> **Supplied entries**
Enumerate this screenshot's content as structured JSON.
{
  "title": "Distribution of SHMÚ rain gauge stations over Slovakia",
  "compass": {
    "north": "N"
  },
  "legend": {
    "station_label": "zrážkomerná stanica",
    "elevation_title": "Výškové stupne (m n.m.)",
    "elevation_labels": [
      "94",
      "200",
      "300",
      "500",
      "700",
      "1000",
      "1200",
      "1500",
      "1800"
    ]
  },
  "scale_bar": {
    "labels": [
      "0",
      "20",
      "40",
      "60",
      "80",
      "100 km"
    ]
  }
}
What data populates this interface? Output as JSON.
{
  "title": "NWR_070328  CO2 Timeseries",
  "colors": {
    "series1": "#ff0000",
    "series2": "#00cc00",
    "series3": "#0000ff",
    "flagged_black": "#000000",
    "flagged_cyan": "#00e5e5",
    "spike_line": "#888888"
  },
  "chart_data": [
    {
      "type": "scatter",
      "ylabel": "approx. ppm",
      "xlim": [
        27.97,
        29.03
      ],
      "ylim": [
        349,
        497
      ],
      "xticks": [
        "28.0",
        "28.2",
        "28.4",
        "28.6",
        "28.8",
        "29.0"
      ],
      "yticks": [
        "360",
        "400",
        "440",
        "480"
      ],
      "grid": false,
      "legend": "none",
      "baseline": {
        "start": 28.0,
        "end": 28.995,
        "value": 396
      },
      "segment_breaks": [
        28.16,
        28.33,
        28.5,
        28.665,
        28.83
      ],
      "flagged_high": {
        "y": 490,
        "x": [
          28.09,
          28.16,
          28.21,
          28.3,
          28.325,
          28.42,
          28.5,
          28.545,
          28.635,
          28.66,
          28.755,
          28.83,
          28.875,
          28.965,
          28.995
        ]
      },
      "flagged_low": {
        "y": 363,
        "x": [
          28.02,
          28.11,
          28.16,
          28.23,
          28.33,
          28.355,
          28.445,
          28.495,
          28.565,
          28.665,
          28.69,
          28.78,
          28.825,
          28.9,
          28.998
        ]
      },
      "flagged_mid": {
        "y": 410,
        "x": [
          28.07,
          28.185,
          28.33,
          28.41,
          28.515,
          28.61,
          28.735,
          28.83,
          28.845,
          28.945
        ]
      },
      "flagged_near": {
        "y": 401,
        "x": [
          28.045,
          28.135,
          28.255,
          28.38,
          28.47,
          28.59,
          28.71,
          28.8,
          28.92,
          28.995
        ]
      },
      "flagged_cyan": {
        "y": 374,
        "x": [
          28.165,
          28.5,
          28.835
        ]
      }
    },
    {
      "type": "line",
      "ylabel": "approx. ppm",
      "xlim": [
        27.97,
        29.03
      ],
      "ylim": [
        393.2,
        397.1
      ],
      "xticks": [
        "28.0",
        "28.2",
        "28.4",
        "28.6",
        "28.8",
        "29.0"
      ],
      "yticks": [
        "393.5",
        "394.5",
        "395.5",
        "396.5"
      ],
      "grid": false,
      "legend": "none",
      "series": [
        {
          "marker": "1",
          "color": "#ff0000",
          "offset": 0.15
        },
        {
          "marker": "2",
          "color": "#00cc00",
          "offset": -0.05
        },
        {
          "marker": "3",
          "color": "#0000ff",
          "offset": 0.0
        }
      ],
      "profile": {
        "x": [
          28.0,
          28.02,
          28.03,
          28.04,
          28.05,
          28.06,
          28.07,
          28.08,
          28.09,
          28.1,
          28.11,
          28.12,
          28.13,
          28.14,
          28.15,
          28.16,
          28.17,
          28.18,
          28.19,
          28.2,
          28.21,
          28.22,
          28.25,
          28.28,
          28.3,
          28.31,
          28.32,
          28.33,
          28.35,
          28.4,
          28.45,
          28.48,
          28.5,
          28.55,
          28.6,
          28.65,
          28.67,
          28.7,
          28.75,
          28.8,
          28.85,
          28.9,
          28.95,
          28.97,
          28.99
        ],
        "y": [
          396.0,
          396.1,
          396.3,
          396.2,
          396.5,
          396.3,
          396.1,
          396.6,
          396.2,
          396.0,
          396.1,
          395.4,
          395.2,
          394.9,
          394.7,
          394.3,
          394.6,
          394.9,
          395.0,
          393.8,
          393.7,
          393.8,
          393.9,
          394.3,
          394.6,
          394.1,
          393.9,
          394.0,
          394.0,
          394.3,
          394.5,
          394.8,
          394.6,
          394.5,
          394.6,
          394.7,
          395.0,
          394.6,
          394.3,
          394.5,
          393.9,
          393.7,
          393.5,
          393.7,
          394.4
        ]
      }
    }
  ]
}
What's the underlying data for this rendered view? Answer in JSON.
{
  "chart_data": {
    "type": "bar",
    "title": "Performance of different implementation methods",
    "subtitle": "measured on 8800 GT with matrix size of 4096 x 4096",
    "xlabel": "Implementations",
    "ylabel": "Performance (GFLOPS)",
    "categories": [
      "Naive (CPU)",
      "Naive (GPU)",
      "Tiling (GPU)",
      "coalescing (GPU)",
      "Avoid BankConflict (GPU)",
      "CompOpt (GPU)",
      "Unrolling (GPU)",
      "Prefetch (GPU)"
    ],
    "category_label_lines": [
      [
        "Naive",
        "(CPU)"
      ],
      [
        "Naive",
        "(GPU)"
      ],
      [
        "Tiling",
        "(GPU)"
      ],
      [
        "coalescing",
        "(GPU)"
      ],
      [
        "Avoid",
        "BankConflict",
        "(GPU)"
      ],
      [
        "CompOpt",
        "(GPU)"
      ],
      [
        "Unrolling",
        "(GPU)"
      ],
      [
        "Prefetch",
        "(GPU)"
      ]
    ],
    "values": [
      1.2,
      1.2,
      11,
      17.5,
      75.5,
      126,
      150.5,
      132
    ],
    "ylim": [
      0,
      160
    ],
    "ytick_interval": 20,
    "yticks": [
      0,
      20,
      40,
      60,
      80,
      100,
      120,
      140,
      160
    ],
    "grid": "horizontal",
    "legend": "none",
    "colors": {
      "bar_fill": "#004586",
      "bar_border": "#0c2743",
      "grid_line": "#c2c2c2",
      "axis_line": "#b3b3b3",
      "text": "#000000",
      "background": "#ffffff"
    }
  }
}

> **Given instruction**
For the string "this", count the lines of the entries above that include it; answer with the number only.

> **Written solution**
3